Data items:
╭──
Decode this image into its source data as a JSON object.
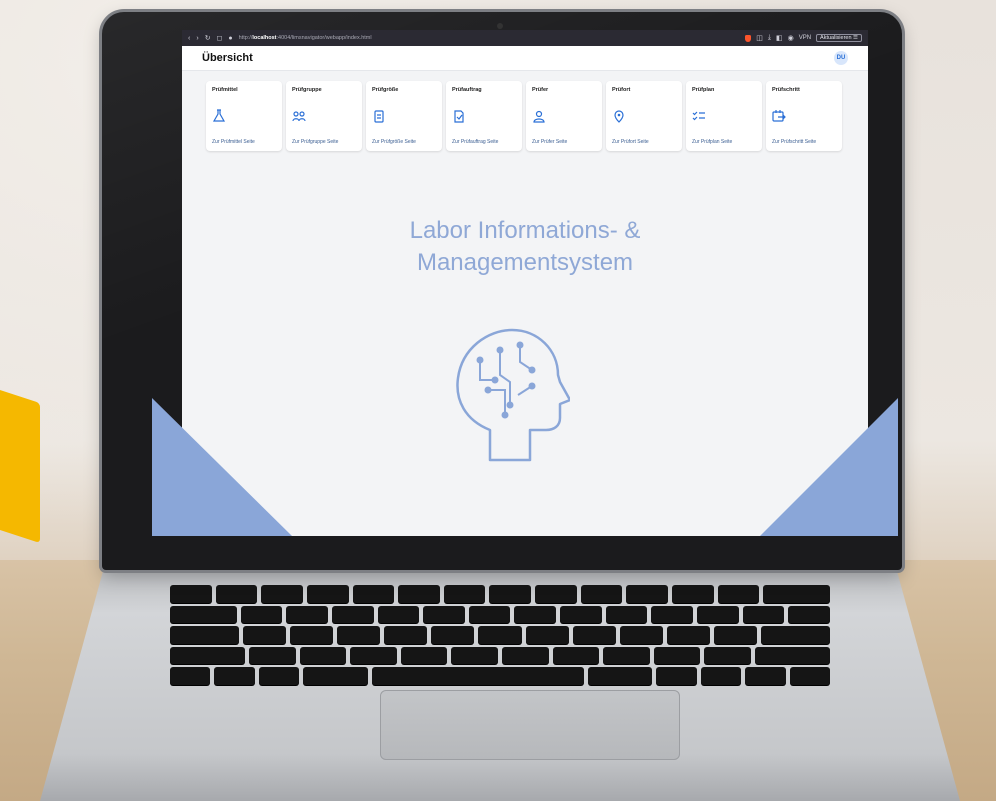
{
  "browser": {
    "url_prefix": "http://",
    "url_host": "localhost",
    "url_rest": ":4004/limsnavigator/webapp/index.html",
    "vpn_label": "VPN",
    "update_label": "Aktualisieren"
  },
  "app": {
    "title": "Übersicht",
    "avatar_initials": "DU"
  },
  "tiles": [
    {
      "title": "Prüfmittel",
      "link": "Zur Prüfmittel Seite",
      "icon": "flask-icon"
    },
    {
      "title": "Prüfgruppe",
      "link": "Zur Prüfgruppe Seite",
      "icon": "group-icon"
    },
    {
      "title": "Prüfgröße",
      "link": "Zur Prüfgröße Seite",
      "icon": "clipboard-icon"
    },
    {
      "title": "Prüfauftrag",
      "link": "Zur Prüfauftrag Seite",
      "icon": "task-icon"
    },
    {
      "title": "Prüfer",
      "link": "Zur Prüfer Seite",
      "icon": "person-icon"
    },
    {
      "title": "Prüfort",
      "link": "Zur Prüfort Seite",
      "icon": "location-icon"
    },
    {
      "title": "Prüfplan",
      "link": "Zur Prüfplan Seite",
      "icon": "checklist-icon"
    },
    {
      "title": "Prüfschritt",
      "link": "Zur Prüfschritt Seite",
      "icon": "step-icon"
    }
  ],
  "hero": {
    "line1": "Labor Informations- &",
    "line2": "Managementsystem"
  },
  "colors": {
    "accent": "#8aa6d8",
    "icon_blue": "#2a6fd6",
    "hero_text": "#8fa8d6"
  }
}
╰──
- **DIRECTIONS FOR THIS TASK**
Of the lines in this material, state how many hold the string "Prüfgruppe". Write no other words.

- **REPLY TO THE TASK**
2